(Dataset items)
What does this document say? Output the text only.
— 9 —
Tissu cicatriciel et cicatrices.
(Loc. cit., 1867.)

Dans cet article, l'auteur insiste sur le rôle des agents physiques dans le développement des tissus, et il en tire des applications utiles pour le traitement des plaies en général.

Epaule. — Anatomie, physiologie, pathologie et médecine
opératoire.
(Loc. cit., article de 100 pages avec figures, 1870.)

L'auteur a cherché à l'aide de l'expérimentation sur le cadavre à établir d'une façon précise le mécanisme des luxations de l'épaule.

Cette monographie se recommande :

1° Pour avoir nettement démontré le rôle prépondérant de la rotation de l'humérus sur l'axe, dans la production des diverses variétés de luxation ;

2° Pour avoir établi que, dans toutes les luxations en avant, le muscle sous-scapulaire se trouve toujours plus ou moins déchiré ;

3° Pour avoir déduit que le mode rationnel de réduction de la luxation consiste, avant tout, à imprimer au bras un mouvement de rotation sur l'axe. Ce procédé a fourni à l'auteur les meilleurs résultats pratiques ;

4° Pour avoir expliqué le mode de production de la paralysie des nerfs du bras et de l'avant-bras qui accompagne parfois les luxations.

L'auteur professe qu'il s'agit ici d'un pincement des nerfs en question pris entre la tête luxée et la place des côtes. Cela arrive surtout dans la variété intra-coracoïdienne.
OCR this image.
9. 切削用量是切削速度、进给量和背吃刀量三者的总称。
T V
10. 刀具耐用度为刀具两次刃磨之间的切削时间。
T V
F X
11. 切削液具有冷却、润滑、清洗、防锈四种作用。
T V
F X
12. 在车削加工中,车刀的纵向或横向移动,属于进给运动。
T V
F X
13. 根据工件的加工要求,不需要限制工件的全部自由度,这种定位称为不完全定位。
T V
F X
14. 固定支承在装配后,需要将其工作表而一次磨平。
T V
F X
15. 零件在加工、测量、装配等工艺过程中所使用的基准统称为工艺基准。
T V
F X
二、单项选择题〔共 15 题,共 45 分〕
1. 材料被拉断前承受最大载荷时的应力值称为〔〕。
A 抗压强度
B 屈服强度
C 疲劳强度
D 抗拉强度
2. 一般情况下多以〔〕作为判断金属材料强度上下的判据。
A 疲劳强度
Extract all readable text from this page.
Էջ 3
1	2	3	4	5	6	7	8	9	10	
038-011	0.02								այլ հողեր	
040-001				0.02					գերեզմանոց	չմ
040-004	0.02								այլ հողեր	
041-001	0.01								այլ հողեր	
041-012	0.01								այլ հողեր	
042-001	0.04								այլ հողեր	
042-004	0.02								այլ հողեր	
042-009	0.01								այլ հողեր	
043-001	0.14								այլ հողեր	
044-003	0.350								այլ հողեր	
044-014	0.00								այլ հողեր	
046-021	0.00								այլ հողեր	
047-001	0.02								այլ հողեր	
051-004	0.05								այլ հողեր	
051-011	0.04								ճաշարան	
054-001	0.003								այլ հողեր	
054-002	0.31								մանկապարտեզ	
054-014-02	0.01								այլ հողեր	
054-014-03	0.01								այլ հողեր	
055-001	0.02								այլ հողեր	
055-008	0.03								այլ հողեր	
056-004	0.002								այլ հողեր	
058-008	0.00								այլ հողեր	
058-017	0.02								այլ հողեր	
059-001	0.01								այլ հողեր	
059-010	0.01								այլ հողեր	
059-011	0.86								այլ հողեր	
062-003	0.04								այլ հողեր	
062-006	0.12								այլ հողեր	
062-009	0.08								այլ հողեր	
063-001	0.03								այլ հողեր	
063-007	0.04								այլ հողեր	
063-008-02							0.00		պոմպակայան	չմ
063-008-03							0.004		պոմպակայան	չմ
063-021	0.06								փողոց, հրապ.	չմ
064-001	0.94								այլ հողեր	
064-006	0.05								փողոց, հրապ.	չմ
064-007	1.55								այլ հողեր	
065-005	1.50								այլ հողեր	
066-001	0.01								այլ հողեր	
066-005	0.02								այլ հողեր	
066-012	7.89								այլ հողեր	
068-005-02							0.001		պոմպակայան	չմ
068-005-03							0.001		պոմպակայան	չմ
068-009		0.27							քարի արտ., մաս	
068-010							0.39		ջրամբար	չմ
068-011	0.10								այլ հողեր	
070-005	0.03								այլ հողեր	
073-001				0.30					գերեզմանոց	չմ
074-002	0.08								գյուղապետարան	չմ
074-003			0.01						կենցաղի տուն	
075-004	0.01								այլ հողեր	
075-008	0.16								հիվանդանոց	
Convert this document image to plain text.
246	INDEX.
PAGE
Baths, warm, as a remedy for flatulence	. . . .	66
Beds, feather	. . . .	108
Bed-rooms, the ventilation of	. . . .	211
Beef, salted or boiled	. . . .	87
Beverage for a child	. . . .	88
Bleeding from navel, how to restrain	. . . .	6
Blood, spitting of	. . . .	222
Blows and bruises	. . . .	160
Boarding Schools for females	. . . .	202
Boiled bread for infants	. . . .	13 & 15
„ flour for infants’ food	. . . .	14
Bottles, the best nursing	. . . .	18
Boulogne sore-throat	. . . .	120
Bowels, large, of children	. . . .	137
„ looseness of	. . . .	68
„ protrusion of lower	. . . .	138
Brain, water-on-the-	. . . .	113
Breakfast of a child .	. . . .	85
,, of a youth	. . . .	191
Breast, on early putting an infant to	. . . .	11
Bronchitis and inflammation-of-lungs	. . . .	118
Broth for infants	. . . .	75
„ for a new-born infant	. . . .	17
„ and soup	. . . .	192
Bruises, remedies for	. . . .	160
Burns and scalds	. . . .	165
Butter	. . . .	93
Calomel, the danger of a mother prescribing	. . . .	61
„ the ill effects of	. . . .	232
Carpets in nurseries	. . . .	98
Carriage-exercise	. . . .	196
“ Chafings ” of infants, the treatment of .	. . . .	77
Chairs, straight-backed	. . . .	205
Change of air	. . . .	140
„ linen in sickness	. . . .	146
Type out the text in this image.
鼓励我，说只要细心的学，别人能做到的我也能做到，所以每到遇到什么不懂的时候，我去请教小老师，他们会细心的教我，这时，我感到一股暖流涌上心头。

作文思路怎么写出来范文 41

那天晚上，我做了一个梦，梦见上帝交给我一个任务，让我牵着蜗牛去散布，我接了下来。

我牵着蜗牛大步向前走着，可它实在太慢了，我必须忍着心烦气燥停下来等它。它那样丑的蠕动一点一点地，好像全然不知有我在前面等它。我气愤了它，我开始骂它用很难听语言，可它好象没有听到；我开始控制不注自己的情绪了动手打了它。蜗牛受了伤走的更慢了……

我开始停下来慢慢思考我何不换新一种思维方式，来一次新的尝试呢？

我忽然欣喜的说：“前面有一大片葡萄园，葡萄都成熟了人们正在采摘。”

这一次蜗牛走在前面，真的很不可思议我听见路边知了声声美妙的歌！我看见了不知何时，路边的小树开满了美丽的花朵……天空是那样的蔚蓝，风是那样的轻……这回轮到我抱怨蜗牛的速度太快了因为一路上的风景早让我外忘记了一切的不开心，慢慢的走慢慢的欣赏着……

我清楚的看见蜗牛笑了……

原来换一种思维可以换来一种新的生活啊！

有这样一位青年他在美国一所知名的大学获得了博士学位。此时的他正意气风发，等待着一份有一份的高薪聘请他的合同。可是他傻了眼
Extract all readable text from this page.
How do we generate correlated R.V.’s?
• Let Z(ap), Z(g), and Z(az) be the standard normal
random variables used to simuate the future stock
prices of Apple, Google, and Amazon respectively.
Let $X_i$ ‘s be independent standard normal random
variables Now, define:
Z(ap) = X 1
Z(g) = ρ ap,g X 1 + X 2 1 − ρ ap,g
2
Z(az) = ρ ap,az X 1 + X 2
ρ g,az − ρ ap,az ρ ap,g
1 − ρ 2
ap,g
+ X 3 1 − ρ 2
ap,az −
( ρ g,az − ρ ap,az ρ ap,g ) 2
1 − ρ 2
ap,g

▶ **Short problem**: Scan the material above. Return every line containing the string "mode".

▶ **Reply to the task**:
3° Pour avoir déduit que le mode rationnel de réduction de la luxation consiste, avant tout, à imprimer au bras un mouvement de rotation sur l'axe. Ce procédé a fourni à l'auteur les meilleurs résultats pratiques ;
4° Pour avoir expliqué le mode de production de la paralysie des nerfs du bras et de l'avant-bras qui accompagne parfois les luxations.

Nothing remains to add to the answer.